What is needed: Filter the data below down to the lines that contain the word "List". Copy each of those lines unchanged.

[Recorded data]

━━━━━━━━

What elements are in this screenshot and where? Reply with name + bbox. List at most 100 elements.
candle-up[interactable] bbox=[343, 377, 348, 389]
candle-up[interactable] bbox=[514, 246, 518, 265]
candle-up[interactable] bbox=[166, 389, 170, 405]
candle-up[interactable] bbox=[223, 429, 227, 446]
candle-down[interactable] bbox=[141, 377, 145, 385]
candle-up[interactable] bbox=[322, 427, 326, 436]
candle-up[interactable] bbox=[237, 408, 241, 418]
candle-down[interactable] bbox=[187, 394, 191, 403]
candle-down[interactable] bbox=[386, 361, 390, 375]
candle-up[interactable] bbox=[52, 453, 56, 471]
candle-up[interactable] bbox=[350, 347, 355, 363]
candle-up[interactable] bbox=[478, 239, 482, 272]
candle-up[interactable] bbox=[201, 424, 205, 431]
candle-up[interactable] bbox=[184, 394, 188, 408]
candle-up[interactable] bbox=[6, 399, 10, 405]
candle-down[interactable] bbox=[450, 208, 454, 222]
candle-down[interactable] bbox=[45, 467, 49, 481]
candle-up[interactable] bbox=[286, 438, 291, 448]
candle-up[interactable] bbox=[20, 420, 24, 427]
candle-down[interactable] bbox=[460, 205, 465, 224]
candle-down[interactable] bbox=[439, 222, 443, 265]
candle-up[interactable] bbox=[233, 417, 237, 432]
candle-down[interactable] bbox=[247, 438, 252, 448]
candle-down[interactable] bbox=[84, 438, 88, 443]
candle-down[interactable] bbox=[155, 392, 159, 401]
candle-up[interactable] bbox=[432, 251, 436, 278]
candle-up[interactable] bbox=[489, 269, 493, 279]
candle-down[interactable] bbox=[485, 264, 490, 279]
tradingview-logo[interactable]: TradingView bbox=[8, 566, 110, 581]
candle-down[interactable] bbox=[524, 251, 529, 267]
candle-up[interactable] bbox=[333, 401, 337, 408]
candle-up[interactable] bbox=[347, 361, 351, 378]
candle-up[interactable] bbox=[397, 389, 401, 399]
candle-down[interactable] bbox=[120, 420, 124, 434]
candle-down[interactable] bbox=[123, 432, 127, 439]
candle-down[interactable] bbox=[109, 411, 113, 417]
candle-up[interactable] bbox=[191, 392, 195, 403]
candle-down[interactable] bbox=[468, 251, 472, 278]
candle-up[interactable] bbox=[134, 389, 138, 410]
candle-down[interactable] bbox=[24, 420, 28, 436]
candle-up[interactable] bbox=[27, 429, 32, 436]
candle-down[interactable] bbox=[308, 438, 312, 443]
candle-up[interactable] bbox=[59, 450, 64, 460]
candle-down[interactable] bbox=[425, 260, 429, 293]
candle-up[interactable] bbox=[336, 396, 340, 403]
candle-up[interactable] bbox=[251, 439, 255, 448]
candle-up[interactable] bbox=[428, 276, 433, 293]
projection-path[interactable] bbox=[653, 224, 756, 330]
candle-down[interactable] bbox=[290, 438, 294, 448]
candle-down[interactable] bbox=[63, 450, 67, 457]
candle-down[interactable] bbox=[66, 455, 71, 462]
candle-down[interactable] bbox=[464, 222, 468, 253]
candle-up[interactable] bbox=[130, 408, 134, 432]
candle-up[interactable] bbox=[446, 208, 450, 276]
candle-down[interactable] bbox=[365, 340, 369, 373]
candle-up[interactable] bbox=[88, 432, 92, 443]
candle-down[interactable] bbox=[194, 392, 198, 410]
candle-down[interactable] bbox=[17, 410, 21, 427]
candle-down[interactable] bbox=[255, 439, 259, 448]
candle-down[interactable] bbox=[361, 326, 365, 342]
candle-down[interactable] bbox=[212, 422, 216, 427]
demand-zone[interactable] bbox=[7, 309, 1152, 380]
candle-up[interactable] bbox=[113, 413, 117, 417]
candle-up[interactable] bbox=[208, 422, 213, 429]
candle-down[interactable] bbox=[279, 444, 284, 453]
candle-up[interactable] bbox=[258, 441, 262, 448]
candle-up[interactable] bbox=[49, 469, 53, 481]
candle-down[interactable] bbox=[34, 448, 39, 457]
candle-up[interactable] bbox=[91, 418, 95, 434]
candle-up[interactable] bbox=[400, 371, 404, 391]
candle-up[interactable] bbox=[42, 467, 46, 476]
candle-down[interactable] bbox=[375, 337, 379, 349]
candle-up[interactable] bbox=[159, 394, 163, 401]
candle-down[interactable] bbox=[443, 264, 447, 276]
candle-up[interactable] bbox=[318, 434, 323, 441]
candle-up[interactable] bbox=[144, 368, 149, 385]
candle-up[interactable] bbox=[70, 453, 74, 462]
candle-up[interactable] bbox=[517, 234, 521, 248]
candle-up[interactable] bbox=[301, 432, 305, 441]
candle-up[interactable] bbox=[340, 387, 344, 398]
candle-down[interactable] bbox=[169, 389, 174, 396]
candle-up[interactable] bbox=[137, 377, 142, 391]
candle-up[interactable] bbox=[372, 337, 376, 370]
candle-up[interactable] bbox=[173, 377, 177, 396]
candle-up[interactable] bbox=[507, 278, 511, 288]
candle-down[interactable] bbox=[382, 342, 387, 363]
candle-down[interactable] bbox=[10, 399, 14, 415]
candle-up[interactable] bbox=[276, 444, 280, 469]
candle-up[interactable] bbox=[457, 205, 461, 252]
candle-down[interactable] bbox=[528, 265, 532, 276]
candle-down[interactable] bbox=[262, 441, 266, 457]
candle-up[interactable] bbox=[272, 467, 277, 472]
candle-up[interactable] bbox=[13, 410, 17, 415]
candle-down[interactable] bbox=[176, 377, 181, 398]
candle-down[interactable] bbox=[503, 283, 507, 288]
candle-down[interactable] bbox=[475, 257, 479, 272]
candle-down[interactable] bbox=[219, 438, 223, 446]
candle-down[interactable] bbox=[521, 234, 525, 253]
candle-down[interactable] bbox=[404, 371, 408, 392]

━━━━━━━━

Finished answer:
What elements are in this screenshot and where? Reply with name + bbox. List at most 100 elements.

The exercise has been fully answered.